Was gebraucht wird |
Wandle die Zeilen aller Datensätze unten in eine nummerierte Liste um und lass dabei Leerzeilen weg.

Gezeigte Datensätze |
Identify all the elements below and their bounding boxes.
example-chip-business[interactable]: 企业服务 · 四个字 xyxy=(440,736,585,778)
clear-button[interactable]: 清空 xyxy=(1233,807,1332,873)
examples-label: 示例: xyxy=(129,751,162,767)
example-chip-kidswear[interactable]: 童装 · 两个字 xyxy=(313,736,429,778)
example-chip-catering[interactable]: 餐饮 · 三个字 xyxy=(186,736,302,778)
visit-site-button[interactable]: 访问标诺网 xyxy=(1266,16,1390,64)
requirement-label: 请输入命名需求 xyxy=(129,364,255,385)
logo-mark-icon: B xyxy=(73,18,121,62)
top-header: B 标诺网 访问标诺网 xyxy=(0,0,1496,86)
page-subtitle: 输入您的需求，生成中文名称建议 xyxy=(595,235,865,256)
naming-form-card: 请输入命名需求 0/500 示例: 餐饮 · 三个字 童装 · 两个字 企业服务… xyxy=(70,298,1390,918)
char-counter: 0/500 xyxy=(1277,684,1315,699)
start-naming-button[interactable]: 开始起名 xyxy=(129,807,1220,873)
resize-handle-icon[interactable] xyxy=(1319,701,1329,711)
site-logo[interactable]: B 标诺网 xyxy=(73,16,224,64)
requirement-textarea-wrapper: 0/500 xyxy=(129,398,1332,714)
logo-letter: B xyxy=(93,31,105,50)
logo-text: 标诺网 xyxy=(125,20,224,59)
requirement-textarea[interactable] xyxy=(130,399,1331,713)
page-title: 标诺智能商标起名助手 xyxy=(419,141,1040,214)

Ergebnis der Aufgabe |
1. Identify all the elements below and their bounding boxes.
2. example-chip-business[interactable]: 企业服务 · 四个字 xyxy=(440,736,585,778)
3. clear-button[interactable]: 清空 xyxy=(1233,807,1332,873)
4. examples-label: 示例: xyxy=(129,751,162,767)
5. example-chip-kidswear[interactable]: 童装 · 两个字 xyxy=(313,736,429,778)
6. example-chip-catering[interactable]: 餐饮 · 三个字 xyxy=(186,736,302,778)
7. visit-site-button[interactable]: 访问标诺网 xyxy=(1266,16,1390,64)
8. requirement-label: 请输入命名需求 xyxy=(129,364,255,385)
9. logo-mark-icon: B xyxy=(73,18,121,62)
10. top-header: B 标诺网 访问标诺网 xyxy=(0,0,1496,86)
11. page-subtitle: 输入您的需求，生成中文名称建议 xyxy=(595,235,865,256)
12. naming-form-card: 请输入命名需求 0/500 示例: 餐饮 · 三个字 童装 · 两个字 企业服务… xyxy=(70,298,1390,918)
13. char-counter: 0/500 xyxy=(1277,684,1315,699)
14. start-naming-button[interactable]: 开始起名 xyxy=(129,807,1220,873)
15. resize-handle-icon[interactable] xyxy=(1319,701,1329,711)
16. site-logo[interactable]: B 标诺网 xyxy=(73,16,224,64)
17. requirement-textarea-wrapper: 0/500 xyxy=(129,398,1332,714)
18. logo-letter: B xyxy=(93,31,105,50)
19. logo-text: 标诺网 xyxy=(125,20,224,59)
20. requirement-textarea[interactable] xyxy=(130,399,1331,713)
21. page-title: 标诺智能商标起名助手 xyxy=(419,141,1040,214)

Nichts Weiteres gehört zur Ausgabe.